Requirement » Keep every line where the word "income" appears; drop the rest.

Record set »
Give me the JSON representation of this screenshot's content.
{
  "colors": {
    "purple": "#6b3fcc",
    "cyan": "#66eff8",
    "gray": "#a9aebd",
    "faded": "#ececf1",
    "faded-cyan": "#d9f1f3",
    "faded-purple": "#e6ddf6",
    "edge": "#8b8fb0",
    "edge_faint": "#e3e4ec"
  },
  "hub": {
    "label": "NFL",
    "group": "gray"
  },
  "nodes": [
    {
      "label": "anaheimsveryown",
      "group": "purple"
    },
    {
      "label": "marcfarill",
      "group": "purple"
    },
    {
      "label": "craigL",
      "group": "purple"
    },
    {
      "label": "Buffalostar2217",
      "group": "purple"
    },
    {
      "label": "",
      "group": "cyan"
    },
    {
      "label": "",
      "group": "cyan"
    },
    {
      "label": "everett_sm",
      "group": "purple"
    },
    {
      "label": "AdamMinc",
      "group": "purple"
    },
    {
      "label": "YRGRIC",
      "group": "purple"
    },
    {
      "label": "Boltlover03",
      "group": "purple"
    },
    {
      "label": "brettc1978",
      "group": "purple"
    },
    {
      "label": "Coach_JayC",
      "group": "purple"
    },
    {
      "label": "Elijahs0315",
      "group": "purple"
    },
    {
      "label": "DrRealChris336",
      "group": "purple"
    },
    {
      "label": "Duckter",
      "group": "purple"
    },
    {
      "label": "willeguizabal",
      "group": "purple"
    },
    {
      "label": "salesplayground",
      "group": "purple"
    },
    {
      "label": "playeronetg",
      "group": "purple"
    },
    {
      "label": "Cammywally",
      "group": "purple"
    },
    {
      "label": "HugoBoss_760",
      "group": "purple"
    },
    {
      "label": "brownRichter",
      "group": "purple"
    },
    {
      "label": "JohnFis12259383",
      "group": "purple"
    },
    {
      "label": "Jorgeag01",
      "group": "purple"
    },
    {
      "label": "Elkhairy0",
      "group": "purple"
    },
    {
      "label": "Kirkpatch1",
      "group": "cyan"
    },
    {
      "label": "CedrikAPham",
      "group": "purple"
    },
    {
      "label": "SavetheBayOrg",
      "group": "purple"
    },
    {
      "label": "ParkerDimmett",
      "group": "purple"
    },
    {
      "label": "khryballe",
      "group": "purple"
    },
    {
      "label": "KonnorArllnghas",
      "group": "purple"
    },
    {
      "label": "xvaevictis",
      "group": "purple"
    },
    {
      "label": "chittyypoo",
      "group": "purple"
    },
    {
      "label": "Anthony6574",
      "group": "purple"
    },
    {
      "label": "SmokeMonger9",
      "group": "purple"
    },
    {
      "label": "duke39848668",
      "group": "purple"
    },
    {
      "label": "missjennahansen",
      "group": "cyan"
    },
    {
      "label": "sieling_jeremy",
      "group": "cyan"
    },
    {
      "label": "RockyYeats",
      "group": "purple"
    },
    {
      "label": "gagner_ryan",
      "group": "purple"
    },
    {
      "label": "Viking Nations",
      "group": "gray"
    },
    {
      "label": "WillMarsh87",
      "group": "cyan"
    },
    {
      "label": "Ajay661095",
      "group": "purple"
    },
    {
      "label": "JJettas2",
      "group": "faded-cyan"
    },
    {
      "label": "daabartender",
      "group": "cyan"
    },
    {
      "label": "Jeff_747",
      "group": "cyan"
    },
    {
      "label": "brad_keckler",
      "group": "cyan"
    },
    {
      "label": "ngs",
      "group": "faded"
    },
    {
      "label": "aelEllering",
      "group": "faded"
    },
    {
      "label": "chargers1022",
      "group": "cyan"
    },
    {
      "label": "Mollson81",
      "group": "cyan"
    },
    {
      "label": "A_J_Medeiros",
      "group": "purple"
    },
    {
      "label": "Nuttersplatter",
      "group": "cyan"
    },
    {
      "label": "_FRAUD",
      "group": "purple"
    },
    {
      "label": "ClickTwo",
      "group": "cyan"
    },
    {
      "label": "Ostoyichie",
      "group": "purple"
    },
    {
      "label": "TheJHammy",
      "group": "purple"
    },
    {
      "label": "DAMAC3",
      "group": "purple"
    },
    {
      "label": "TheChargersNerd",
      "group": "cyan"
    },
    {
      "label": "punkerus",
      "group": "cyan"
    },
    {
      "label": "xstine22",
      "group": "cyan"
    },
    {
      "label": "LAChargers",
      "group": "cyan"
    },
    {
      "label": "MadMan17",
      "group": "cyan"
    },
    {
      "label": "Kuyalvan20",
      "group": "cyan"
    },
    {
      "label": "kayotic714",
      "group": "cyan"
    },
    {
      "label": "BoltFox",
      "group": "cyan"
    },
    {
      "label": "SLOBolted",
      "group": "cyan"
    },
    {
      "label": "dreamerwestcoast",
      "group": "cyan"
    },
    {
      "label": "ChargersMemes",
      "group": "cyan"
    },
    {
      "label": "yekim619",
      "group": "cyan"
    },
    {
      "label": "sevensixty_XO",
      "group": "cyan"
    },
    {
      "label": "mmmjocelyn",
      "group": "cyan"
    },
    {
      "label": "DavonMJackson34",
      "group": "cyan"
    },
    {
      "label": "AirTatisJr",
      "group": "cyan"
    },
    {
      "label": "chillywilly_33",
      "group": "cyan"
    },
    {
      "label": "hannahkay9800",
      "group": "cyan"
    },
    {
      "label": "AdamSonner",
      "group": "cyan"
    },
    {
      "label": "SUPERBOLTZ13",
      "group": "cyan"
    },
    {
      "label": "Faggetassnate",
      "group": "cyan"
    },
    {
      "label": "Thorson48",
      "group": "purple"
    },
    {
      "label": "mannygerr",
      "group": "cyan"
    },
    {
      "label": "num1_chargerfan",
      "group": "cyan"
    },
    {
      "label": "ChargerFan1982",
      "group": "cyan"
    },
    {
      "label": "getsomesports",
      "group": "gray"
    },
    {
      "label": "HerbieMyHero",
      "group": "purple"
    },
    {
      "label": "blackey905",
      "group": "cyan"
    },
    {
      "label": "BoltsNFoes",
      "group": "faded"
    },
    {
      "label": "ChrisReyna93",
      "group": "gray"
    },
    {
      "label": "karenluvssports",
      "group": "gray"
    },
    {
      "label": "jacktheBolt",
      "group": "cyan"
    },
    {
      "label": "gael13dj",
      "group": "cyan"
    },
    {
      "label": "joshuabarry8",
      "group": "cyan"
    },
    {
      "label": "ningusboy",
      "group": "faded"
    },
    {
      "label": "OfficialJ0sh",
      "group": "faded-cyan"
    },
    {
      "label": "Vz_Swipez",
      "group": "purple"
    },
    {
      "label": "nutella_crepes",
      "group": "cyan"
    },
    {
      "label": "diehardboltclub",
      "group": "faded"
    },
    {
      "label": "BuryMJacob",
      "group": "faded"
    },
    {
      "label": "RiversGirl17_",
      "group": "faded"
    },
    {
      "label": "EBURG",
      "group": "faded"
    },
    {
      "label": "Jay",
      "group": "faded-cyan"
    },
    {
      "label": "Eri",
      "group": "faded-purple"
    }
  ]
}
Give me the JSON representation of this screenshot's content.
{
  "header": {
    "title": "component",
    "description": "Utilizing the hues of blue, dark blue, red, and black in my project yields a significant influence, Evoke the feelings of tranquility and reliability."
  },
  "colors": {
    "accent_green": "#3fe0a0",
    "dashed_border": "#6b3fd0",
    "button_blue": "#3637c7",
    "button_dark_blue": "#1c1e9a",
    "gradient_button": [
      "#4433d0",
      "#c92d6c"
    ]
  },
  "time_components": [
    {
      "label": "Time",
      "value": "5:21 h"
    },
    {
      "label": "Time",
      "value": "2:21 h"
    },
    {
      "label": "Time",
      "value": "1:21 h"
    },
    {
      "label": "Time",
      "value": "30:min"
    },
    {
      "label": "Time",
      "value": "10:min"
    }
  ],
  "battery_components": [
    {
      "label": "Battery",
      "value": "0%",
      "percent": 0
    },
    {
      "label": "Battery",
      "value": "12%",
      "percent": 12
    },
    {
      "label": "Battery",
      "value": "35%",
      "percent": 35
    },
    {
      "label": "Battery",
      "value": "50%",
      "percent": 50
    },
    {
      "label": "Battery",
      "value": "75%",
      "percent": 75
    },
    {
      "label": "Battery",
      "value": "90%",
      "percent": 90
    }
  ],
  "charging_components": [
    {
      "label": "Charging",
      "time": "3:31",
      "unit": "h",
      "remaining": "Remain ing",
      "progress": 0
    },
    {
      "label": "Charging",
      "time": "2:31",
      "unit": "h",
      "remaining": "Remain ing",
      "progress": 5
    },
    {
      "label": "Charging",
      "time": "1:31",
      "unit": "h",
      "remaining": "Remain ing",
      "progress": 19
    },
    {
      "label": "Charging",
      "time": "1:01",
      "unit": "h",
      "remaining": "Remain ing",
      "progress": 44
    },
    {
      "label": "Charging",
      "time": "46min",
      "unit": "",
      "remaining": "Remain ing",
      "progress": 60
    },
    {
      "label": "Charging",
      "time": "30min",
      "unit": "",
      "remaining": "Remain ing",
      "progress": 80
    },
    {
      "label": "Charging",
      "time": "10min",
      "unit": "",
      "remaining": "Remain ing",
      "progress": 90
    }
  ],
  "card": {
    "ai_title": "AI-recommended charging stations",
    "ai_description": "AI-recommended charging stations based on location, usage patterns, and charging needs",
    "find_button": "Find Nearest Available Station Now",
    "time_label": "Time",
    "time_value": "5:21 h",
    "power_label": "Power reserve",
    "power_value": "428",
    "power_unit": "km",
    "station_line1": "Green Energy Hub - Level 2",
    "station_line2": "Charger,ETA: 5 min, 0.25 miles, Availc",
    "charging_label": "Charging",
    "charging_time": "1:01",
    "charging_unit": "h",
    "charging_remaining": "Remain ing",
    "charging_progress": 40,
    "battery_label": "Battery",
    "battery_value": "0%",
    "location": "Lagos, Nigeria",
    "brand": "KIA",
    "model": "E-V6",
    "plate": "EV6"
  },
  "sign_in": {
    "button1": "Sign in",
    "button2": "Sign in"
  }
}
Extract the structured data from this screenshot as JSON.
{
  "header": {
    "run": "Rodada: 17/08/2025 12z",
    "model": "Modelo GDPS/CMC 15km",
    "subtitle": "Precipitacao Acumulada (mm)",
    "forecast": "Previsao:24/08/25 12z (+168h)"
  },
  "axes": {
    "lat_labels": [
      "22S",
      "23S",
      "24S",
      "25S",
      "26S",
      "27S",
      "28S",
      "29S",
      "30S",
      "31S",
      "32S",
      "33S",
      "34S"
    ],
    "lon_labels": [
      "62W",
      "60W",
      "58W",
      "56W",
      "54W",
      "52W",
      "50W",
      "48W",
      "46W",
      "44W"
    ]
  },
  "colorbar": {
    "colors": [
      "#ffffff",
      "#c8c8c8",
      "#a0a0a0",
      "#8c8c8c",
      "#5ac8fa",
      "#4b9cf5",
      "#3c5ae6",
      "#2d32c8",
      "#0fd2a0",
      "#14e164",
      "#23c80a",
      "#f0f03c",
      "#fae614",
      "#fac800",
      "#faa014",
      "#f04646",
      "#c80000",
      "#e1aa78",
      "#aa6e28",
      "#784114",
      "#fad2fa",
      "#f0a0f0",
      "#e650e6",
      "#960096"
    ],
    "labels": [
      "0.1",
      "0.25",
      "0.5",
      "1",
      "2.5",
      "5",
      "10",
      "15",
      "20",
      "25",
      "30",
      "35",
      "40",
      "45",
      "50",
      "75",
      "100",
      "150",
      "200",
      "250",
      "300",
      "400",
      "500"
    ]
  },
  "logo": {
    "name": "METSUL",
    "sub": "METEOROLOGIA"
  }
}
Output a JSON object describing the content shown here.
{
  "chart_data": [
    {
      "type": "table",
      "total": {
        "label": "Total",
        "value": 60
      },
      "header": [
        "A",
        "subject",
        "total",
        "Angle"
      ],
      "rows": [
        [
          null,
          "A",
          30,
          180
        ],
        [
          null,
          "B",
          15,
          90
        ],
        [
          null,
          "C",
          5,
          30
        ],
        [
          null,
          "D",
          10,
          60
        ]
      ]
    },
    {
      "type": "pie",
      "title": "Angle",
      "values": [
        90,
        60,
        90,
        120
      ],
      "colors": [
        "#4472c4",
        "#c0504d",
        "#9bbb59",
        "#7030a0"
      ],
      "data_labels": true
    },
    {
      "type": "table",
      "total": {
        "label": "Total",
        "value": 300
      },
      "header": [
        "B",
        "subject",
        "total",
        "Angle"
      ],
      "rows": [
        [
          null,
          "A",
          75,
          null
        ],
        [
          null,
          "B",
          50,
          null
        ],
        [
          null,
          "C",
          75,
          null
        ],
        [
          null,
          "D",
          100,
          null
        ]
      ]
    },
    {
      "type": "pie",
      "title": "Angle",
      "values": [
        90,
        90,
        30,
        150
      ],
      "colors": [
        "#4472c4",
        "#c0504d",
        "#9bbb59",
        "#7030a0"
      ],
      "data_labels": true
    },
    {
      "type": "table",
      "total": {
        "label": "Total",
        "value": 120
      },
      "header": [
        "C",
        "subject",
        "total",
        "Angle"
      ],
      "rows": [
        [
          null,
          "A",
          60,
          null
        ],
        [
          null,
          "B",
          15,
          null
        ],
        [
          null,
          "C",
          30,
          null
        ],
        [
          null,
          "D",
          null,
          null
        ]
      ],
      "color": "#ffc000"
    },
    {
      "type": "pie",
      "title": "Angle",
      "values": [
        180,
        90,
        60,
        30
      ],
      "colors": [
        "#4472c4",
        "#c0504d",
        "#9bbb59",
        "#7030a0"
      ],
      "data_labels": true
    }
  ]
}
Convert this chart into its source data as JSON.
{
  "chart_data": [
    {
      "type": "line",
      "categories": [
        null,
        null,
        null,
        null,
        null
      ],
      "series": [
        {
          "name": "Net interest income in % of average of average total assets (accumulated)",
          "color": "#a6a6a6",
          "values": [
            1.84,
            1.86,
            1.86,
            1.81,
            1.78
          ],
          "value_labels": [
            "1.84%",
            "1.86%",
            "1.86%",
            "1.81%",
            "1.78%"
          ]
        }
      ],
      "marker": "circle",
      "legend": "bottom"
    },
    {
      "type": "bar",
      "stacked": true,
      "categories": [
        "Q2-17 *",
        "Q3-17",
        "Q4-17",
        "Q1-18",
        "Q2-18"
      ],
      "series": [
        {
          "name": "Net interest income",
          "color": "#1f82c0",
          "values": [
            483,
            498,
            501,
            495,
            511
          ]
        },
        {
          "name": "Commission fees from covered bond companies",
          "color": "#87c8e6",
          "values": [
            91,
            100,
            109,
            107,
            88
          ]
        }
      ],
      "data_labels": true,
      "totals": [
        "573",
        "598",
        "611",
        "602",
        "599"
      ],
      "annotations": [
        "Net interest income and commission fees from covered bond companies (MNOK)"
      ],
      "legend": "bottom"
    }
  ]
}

Solution »
          "name": "Net interest income in % of average of average total assets (accumulated)",
          "name": "Net interest income",
        "Net interest income and commission fees from covered bond companies (MNOK)"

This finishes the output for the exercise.